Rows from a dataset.
***
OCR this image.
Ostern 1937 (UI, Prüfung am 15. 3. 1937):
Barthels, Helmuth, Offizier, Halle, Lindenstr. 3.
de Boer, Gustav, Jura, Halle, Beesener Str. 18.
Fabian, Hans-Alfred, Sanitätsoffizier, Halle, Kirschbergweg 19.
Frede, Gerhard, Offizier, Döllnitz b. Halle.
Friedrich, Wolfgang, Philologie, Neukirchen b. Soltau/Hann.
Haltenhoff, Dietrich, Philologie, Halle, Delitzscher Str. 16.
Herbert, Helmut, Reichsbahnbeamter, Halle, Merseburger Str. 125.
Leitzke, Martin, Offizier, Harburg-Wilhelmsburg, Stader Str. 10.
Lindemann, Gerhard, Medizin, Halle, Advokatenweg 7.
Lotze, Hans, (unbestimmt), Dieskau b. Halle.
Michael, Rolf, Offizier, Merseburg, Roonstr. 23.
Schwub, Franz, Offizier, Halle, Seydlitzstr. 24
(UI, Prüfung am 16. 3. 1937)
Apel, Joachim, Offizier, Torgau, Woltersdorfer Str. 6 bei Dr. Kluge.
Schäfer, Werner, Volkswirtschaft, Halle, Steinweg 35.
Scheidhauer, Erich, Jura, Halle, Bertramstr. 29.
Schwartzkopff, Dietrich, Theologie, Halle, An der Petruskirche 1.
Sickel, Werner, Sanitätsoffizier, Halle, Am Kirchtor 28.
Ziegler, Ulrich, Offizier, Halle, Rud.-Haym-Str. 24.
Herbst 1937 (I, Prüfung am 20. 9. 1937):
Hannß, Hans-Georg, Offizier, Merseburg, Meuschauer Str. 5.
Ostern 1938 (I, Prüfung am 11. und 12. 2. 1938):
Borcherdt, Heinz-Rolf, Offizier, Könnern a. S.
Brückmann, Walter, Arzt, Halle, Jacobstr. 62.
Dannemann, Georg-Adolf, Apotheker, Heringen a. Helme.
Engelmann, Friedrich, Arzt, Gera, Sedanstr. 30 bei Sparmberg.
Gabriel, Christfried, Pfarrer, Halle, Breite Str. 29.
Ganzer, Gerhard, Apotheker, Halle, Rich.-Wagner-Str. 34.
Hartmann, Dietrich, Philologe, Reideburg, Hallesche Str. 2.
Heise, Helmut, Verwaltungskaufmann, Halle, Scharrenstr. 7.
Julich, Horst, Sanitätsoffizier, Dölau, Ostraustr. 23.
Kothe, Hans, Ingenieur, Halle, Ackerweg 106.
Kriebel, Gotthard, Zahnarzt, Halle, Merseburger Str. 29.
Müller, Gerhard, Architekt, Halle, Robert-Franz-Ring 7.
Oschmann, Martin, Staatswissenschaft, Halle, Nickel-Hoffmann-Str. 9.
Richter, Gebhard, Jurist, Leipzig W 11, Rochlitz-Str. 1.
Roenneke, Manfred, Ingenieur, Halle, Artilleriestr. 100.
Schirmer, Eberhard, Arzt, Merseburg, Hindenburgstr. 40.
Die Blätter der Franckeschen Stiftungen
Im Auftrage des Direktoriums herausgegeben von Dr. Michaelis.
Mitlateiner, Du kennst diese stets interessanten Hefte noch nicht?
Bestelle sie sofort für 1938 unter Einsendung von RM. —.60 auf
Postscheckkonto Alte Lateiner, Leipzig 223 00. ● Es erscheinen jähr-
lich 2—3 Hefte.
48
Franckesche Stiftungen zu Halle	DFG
***
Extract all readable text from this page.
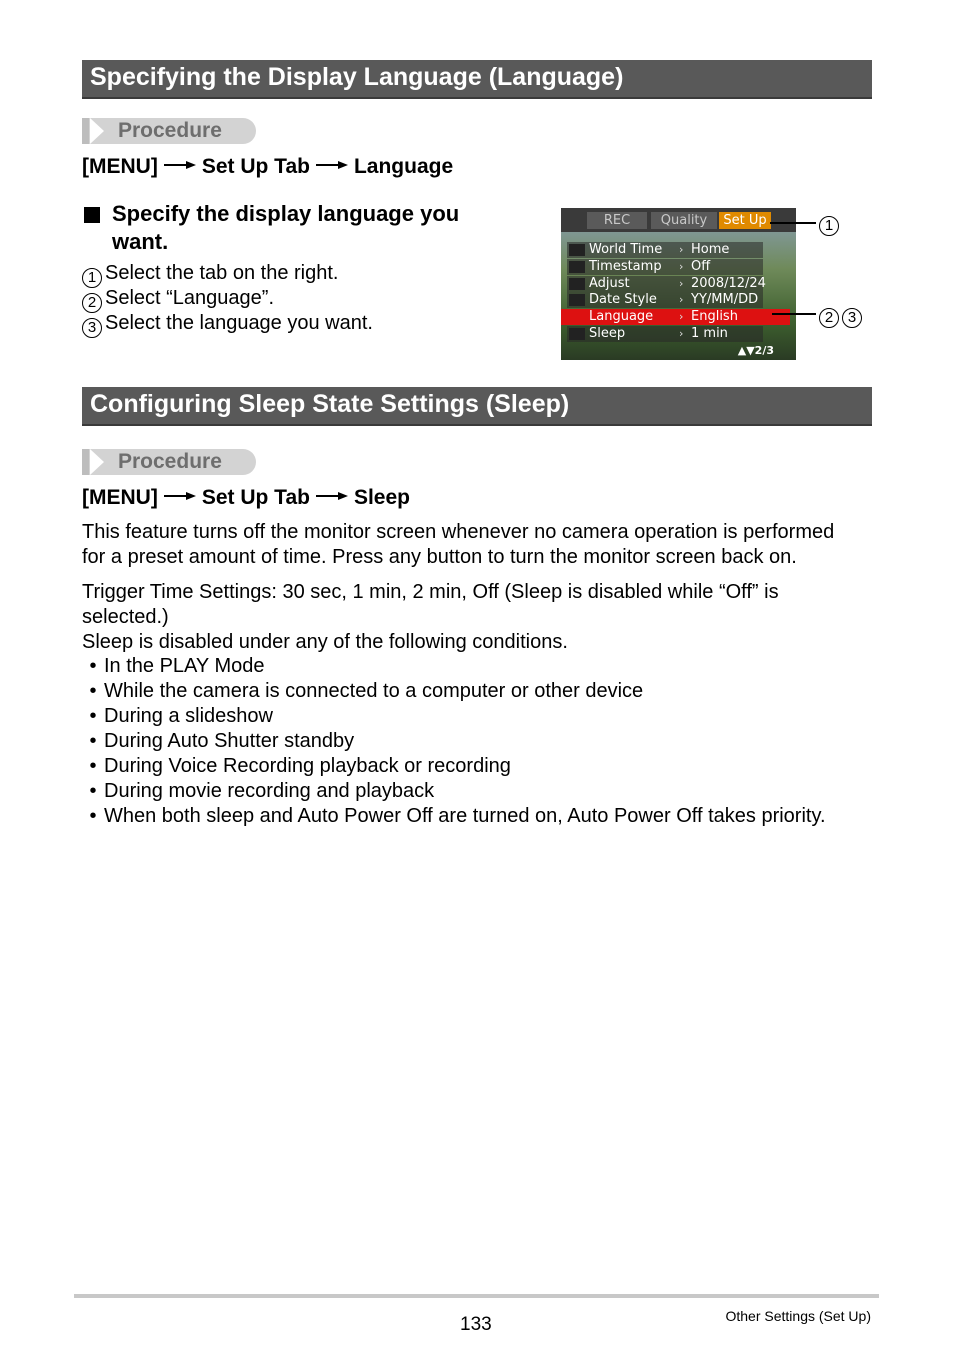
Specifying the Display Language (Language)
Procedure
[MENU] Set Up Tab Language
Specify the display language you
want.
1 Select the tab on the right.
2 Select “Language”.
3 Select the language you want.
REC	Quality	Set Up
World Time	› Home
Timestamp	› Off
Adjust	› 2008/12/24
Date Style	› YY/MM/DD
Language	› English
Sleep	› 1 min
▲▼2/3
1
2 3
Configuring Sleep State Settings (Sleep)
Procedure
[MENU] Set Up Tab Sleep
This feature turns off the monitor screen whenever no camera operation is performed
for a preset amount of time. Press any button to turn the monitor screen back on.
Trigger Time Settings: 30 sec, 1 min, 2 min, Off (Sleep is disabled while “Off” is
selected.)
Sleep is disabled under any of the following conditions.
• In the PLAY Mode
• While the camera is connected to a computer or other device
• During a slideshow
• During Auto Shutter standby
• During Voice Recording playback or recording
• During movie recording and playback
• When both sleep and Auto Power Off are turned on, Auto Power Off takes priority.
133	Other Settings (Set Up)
***
DESCRIPTION OF THE TASK. State the number of lines holding the word "Prüfung" in the listing. Add nothing else.

FULL SOLUTION. 4